Prompt:
Count the lines below that contain "spatial". Give only the number.

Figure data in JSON
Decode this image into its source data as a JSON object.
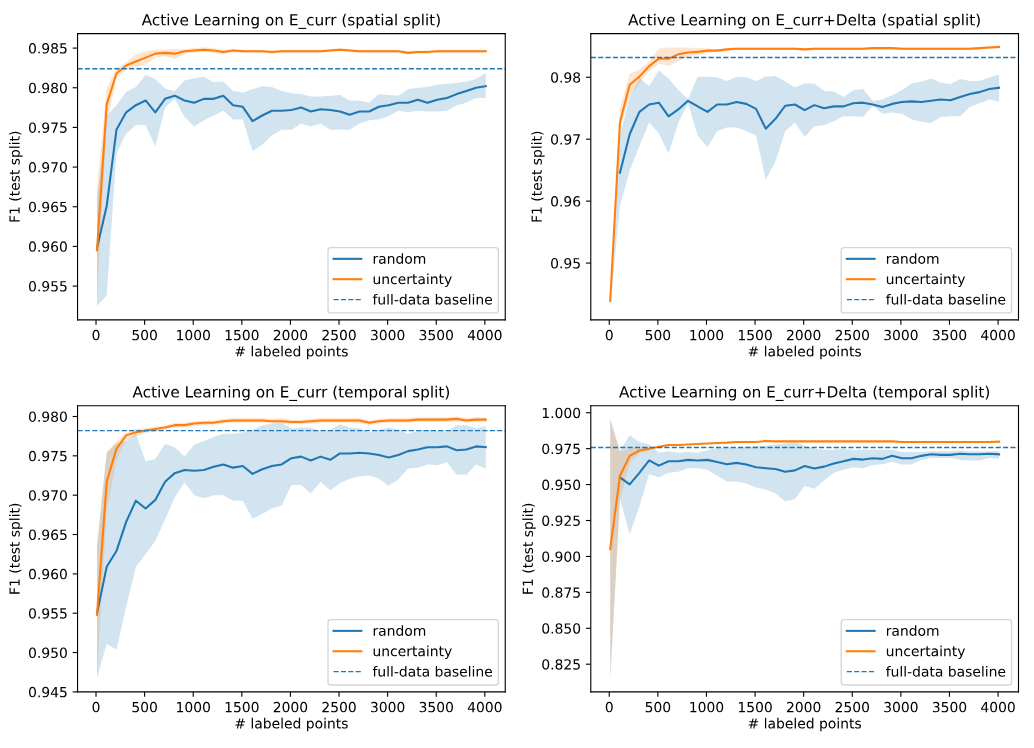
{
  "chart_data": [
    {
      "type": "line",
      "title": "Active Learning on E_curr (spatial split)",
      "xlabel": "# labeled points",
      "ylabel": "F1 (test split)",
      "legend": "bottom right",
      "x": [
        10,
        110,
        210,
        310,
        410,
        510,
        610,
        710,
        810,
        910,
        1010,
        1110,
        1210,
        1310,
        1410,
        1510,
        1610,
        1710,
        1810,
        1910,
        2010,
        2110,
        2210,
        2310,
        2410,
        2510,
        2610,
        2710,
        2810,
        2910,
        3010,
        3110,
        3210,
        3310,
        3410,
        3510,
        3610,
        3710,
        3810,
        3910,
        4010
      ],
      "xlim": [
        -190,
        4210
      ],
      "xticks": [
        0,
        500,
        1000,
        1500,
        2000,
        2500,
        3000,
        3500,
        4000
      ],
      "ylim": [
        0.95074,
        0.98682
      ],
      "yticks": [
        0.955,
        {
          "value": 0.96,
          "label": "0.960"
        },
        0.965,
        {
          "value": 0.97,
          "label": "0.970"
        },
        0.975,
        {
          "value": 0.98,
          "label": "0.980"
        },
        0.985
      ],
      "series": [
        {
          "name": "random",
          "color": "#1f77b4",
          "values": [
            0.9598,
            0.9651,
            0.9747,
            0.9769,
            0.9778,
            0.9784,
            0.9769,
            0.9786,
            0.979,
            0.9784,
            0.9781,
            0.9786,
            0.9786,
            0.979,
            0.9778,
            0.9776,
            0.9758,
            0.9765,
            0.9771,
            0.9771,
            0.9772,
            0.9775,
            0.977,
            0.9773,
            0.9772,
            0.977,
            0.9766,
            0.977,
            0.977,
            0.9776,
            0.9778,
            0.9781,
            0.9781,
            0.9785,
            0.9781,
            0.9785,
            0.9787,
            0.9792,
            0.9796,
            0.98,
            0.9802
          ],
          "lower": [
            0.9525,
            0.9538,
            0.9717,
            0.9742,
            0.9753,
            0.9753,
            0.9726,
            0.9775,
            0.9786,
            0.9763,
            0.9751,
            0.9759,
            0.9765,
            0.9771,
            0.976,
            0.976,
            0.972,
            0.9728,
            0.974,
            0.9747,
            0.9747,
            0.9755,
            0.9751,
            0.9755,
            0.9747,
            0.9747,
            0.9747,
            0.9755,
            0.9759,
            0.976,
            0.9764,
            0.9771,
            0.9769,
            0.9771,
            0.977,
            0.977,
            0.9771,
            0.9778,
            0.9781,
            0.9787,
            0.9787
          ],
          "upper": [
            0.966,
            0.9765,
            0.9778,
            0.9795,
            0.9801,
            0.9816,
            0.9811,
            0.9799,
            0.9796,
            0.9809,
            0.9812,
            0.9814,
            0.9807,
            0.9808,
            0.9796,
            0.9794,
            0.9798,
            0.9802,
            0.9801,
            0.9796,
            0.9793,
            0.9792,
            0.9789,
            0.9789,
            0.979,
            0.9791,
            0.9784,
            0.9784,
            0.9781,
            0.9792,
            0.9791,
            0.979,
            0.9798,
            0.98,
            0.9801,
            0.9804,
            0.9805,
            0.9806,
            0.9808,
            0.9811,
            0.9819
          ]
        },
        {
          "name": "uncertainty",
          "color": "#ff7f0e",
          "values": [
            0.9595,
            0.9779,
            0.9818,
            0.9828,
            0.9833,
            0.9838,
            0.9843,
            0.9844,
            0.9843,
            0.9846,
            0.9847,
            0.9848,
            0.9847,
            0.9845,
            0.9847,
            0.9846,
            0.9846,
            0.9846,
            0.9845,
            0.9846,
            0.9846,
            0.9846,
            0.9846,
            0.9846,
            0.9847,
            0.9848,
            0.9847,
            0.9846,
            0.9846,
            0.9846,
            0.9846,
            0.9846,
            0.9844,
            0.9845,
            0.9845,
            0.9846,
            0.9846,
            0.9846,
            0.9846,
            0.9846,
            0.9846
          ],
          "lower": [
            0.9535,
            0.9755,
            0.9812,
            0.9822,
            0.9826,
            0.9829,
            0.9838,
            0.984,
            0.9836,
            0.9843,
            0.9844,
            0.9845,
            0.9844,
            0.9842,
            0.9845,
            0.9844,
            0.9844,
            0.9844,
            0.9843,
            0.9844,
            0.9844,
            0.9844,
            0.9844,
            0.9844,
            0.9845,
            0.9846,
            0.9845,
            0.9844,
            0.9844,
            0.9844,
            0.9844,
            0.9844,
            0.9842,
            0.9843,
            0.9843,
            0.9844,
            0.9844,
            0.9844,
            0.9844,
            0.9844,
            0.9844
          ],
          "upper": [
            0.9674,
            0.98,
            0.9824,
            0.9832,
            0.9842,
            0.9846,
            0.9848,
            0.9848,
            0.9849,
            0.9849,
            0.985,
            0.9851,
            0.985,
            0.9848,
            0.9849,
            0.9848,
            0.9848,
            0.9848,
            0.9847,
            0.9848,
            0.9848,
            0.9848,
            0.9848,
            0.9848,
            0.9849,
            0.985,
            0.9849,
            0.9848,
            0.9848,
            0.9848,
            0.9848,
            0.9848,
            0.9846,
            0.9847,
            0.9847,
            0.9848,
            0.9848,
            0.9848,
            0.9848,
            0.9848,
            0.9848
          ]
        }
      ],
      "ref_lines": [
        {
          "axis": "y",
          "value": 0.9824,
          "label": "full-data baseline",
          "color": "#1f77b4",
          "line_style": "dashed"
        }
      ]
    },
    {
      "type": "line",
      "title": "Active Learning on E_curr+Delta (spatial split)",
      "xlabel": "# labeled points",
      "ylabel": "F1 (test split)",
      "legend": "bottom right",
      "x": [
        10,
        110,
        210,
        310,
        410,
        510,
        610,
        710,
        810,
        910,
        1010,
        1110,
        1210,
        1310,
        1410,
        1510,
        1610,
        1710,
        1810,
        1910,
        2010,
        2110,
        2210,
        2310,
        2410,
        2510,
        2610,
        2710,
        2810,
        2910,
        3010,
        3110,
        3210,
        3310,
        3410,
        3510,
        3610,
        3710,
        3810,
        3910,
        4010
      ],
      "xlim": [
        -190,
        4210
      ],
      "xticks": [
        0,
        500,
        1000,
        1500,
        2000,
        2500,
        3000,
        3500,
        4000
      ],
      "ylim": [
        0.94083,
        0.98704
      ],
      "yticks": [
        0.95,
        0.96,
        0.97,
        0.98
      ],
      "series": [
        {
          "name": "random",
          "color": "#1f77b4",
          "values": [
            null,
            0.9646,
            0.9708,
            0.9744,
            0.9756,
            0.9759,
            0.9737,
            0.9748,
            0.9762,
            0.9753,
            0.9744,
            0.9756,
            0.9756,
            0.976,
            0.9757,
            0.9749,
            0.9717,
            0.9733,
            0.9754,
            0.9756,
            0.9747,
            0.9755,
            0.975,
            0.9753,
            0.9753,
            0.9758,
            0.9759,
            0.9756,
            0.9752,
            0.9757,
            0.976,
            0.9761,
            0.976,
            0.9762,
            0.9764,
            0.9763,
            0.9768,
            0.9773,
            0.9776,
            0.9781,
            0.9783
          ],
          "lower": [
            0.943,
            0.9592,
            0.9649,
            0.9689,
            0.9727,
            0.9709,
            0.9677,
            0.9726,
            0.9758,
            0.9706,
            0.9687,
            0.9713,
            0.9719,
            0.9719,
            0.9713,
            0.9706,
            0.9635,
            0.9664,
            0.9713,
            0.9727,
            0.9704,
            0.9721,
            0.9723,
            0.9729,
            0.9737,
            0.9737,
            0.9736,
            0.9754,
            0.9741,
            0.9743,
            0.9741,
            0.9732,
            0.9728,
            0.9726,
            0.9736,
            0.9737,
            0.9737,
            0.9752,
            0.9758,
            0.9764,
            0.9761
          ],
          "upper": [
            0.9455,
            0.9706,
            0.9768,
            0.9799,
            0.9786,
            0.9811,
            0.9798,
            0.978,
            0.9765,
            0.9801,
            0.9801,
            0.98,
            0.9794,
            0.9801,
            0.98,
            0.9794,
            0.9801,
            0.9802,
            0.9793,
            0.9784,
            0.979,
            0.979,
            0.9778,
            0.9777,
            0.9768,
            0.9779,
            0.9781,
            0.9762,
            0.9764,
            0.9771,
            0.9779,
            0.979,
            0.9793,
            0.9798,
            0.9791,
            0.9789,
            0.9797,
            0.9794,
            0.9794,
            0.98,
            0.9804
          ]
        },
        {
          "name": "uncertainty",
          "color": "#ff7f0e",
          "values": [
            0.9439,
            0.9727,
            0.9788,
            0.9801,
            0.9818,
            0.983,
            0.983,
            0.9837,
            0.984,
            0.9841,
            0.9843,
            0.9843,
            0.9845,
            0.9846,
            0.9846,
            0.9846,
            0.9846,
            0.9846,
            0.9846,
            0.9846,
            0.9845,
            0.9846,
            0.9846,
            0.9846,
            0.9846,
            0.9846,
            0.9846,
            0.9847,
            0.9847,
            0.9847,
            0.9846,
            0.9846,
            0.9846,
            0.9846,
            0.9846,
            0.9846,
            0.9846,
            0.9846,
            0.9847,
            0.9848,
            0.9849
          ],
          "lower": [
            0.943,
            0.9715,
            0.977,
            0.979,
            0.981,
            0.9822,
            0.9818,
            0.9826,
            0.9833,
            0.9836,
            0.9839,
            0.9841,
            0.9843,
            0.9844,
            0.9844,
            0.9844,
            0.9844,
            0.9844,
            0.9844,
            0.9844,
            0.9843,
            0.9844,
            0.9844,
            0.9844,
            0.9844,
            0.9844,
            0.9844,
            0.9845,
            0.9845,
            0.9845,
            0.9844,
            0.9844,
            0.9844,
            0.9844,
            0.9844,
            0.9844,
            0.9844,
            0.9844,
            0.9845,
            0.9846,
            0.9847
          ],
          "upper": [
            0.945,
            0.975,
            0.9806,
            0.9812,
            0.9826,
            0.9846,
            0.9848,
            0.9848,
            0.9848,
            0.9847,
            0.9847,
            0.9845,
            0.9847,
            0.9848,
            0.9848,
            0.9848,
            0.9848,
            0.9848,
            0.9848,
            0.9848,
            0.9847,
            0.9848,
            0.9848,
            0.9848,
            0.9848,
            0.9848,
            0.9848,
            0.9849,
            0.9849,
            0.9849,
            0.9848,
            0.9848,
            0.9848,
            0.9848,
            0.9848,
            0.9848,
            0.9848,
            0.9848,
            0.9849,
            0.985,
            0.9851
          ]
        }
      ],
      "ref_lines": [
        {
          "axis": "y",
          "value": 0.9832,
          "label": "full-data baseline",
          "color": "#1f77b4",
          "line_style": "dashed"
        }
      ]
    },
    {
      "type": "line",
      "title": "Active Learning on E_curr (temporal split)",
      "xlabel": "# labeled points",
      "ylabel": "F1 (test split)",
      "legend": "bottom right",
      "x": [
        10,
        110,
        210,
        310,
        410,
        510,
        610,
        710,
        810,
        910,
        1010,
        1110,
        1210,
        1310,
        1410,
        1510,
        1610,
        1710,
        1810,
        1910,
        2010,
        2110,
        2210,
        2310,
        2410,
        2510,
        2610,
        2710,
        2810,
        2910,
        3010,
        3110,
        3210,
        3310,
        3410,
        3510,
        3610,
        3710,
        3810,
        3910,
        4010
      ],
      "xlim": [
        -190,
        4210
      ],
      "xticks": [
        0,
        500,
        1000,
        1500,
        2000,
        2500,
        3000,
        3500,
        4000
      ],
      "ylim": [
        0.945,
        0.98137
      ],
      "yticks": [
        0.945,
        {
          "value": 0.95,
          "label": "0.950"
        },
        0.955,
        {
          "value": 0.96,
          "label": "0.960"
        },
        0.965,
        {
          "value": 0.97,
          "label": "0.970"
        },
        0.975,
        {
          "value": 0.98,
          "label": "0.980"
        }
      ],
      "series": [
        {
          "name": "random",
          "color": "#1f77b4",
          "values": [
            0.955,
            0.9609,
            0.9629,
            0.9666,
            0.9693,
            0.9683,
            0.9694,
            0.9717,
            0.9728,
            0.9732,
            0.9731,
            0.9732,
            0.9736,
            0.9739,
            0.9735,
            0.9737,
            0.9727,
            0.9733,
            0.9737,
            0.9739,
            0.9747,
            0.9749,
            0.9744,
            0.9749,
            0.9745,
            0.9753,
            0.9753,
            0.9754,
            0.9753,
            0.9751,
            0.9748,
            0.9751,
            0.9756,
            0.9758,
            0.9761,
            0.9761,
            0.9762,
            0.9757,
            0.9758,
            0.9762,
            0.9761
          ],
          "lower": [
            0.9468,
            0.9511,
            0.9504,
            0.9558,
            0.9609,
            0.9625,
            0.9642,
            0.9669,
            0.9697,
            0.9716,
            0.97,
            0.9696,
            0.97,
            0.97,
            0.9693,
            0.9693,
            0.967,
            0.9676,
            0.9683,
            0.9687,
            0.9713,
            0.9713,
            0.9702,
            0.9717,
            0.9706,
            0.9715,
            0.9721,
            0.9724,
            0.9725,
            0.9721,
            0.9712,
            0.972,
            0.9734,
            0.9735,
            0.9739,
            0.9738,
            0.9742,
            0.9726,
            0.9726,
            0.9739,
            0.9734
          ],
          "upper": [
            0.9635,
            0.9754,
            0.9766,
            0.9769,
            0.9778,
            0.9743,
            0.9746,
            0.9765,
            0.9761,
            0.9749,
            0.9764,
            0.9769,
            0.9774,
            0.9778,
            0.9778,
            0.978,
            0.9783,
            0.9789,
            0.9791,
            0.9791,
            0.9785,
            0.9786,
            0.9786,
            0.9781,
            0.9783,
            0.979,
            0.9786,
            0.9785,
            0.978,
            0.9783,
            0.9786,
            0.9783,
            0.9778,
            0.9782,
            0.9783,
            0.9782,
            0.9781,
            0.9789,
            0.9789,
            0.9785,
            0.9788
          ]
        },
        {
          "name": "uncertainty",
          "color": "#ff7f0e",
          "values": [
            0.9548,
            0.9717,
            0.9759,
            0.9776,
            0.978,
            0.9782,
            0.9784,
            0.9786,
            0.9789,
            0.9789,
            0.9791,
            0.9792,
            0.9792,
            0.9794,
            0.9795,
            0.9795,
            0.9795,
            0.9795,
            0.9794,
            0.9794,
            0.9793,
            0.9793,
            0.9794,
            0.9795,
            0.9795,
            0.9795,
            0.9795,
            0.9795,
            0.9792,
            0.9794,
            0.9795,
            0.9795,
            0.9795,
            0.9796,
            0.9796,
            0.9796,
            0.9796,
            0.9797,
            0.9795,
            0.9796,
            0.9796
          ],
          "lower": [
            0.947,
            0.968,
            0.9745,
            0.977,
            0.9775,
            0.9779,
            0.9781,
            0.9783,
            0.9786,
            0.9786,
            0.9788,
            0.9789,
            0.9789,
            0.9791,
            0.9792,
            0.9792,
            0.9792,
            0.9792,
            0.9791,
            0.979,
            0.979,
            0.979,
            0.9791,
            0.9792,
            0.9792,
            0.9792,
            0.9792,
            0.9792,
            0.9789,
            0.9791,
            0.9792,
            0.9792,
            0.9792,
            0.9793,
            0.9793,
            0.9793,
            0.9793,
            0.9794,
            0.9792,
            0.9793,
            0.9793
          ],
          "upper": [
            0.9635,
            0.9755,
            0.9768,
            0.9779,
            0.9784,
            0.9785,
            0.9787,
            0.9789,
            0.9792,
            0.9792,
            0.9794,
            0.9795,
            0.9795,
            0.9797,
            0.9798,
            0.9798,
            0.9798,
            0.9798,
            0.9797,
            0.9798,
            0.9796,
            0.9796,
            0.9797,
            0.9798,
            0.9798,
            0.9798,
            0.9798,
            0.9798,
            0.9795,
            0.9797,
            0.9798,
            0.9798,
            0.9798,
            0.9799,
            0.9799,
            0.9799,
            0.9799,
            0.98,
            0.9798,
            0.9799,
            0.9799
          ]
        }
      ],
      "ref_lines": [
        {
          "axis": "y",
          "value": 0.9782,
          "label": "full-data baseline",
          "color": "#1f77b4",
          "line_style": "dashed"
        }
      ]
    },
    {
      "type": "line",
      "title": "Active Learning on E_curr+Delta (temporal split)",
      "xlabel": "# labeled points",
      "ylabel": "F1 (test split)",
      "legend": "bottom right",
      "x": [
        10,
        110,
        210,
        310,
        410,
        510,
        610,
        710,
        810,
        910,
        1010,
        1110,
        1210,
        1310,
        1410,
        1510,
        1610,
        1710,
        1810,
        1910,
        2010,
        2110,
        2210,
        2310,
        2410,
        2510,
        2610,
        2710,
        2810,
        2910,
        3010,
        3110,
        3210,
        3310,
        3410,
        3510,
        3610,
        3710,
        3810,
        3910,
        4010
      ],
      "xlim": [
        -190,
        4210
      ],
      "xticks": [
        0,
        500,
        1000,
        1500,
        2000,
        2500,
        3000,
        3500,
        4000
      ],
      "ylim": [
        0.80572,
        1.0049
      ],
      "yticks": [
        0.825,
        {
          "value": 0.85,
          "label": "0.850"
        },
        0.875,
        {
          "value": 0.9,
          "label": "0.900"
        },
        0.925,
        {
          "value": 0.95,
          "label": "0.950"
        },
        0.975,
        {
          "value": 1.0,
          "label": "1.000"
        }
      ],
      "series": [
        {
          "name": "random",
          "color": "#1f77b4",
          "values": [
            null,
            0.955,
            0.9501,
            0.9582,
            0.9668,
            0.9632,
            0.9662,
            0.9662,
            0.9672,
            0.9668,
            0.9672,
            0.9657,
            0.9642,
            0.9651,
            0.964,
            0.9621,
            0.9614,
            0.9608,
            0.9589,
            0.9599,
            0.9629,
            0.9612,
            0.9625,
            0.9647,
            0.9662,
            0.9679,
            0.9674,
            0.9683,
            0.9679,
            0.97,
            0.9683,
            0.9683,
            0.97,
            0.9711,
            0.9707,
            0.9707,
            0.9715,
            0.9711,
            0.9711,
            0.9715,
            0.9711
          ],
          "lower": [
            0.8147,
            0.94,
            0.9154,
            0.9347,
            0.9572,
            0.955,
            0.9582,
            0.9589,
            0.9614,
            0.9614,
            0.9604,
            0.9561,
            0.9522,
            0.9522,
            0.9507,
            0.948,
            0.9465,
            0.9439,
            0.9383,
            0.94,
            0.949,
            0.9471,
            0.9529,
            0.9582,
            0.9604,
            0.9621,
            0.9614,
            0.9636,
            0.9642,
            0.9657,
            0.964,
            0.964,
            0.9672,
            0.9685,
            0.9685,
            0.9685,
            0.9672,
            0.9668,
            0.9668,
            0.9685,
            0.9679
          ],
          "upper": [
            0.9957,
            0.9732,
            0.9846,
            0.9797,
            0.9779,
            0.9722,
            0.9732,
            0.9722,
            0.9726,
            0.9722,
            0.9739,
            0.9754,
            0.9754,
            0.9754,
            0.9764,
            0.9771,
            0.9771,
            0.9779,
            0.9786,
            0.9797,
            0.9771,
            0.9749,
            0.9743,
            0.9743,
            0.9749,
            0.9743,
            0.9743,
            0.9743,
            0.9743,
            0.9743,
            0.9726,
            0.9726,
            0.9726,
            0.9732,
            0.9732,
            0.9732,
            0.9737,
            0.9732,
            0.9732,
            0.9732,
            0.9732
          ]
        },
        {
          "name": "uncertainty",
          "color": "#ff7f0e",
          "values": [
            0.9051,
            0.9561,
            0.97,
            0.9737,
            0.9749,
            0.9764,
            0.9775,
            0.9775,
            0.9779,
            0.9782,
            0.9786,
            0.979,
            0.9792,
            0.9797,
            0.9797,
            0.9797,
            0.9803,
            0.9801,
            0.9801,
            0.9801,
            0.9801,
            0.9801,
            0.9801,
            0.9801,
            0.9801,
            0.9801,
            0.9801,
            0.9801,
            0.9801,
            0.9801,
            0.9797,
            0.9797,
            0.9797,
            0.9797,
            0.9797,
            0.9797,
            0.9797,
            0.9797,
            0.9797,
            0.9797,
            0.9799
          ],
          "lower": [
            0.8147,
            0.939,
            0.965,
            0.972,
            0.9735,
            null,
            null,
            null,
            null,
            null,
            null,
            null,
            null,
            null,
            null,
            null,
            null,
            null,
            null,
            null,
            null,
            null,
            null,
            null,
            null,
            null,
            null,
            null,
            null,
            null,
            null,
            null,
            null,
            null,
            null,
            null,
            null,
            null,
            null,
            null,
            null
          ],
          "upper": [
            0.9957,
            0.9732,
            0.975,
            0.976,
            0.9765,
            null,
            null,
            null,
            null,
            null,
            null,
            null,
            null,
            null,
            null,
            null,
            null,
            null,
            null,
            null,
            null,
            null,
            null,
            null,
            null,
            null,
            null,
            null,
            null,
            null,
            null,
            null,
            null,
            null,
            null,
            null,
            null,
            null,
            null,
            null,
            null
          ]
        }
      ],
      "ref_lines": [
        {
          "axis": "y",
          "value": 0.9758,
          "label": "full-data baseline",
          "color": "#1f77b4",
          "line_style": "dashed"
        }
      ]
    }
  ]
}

Solution for this exercise:
2